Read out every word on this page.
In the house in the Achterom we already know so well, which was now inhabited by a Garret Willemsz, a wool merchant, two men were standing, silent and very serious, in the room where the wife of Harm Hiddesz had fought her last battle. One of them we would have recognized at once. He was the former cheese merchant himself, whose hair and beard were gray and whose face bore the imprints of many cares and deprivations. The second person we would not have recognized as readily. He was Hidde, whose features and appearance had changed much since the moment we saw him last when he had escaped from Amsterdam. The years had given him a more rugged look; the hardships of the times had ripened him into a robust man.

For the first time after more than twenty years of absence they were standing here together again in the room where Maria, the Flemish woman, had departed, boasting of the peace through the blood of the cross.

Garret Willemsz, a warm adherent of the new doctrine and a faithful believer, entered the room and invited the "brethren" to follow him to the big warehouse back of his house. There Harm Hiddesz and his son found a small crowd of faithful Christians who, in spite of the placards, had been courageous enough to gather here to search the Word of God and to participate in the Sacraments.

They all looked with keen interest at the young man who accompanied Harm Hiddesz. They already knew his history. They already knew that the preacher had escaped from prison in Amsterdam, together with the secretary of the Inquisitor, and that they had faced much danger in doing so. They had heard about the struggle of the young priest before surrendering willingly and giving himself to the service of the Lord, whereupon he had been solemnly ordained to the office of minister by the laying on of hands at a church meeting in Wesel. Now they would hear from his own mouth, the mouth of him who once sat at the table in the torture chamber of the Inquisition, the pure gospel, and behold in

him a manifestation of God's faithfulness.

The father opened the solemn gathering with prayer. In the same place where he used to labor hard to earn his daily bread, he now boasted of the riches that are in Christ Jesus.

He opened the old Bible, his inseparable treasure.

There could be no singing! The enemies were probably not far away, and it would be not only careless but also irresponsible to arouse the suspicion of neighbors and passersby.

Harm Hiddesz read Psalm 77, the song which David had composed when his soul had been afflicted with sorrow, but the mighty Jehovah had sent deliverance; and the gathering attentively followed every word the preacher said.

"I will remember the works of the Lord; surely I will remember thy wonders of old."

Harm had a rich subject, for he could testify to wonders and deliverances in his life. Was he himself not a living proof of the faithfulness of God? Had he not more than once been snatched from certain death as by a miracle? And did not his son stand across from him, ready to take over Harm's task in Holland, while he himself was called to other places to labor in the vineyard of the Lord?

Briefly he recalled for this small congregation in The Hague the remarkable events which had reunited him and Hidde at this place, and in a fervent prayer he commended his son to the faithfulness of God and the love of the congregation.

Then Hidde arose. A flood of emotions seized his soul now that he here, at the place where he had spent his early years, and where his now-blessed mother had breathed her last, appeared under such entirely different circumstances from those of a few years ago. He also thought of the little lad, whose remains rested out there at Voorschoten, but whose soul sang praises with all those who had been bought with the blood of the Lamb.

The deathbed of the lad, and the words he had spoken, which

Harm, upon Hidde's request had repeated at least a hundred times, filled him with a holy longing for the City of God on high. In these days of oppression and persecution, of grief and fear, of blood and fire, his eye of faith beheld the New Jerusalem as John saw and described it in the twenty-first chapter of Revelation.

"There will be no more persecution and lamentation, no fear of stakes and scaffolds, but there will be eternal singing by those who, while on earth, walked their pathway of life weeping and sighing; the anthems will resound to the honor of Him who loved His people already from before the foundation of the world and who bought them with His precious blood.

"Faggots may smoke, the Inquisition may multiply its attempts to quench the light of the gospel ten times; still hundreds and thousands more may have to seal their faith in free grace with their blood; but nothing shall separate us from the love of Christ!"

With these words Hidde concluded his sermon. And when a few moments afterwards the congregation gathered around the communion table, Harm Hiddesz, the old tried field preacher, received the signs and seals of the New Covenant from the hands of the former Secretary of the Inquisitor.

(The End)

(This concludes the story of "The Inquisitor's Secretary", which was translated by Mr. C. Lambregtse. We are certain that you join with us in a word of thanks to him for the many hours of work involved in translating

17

+++

AIM OF THE TASK: Please restate the data word for word, every record included.

SOLUTION TO THIS PROBLEM:
Read out every word on this page.
In the house in the Achterom we already know so well, which was now inhabited by a Garret Willemsz, a wool merchant, two men were standing, silent and very serious, in the room where the wife of Harm Hiddesz had fought her last battle. One of them we would have recognized at once. He was the former cheese merchant himself, whose hair and beard were gray and whose face bore the imprints of many cares and deprivations. The second person we would not have recognized as readily. He was Hidde, whose features and appearance had changed much since the moment we saw him last when he had escaped from Amsterdam. The years had given him a more rugged look; the hardships of the times had ripened him into a robust man.

For the first time after more than twenty years of absence they were standing here together again in the room where Maria, the Flemish woman, had departed, boasting of the peace through the blood of the cross.

Garret Willemsz, a warm adherent of the new doctrine and a faithful believer, entered the room and invited the "brethren" to follow him to the big warehouse back of his house. There Harm Hiddesz and his son found a small crowd of faithful Christians who, in spite of the placards, had been courageous enough to gather here to search the Word of God and to participate in the Sacraments.

They all looked with keen interest at the young man who accompanied Harm Hiddesz. They already knew his history. They already knew that the preacher had escaped from prison in Amsterdam, together with the secretary of the Inquisitor, and that they had faced much danger in doing so. They had heard about the struggle of the young priest before surrendering willingly and giving himself to the service of the Lord, whereupon he had been solemnly ordained to the office of minister by the laying on of hands at a church meeting in Wesel. Now they would hear from his own mouth, the mouth of him who once sat at the table in the torture chamber of the Inquisition, the pure gospel, and behold in

him a manifestation of God's faithfulness.

The father opened the solemn gathering with prayer. In the same place where he used to labor hard to earn his daily bread, he now boasted of the riches that are in Christ Jesus.

He opened the old Bible, his inseparable treasure.

There could be no singing! The enemies were probably not far away, and it would be not only careless but also irresponsible to arouse the suspicion of neighbors and passersby.

Harm Hiddesz read Psalm 77, the song which David had composed when his soul had been afflicted with sorrow, but the mighty Jehovah had sent deliverance; and the gathering attentively followed every word the preacher said.

"I will remember the works of the Lord; surely I will remember thy wonders of old."

Harm had a rich subject, for he could testify to wonders and deliverances in his life. Was he himself not a living proof of the faithfulness of God? Had he not more than once been snatched from certain death as by a miracle? And did not his son stand across from him, ready to take over Harm's task in Holland, while he himself was called to other places to labor in the vineyard of the Lord?

Briefly he recalled for this small congregation in The Hague the remarkable events which had reunited him and Hidde at this place, and in a fervent prayer he commended his son to the faithfulness of God and the love of the congregation.

Then Hidde arose. A flood of emotions seized his soul now that he here, at the place where he had spent his early years, and where his now-blessed mother had breathed her last, appeared under such entirely different circumstances from those of a few years ago. He also thought of the little lad, whose remains rested out there at Voorschoten, but whose soul sang praises with all those who had been bought with the blood of the Lamb.

The deathbed of the lad, and the words he had spoken, which

Harm, upon Hidde's request had repeated at least a hundred times, filled him with a holy longing for the City of God on high. In these days of oppression and persecution, of grief and fear, of blood and fire, his eye of faith beheld the New Jerusalem as John saw and described it in the twenty-first chapter of Revelation.

"There will be no more persecution and lamentation, no fear of stakes and scaffolds, but there will be eternal singing by those who, while on earth, walked their pathway of life weeping and sighing; the anthems will resound to the honor of Him who loved His people already from before the foundation of the world and who bought them with His precious blood.

"Faggots may smoke, the Inquisition may multiply its attempts to quench the light of the gospel ten times; still hundreds and thousands more may have to seal their faith in free grace with their blood; but nothing shall separate us from the love of Christ!"

With these words Hidde concluded his sermon. And when a few moments afterwards the congregation gathered around the communion table, Harm Hiddesz, the old tried field preacher, received the signs and seals of the New Covenant from the hands of the former Secretary of the Inquisitor.

(The End)

(This concludes the story of "The Inquisitor's Secretary", which was translated by Mr. C. Lambregtse. We are certain that you join with us in a word of thanks to him for the many hours of work involved in translating

17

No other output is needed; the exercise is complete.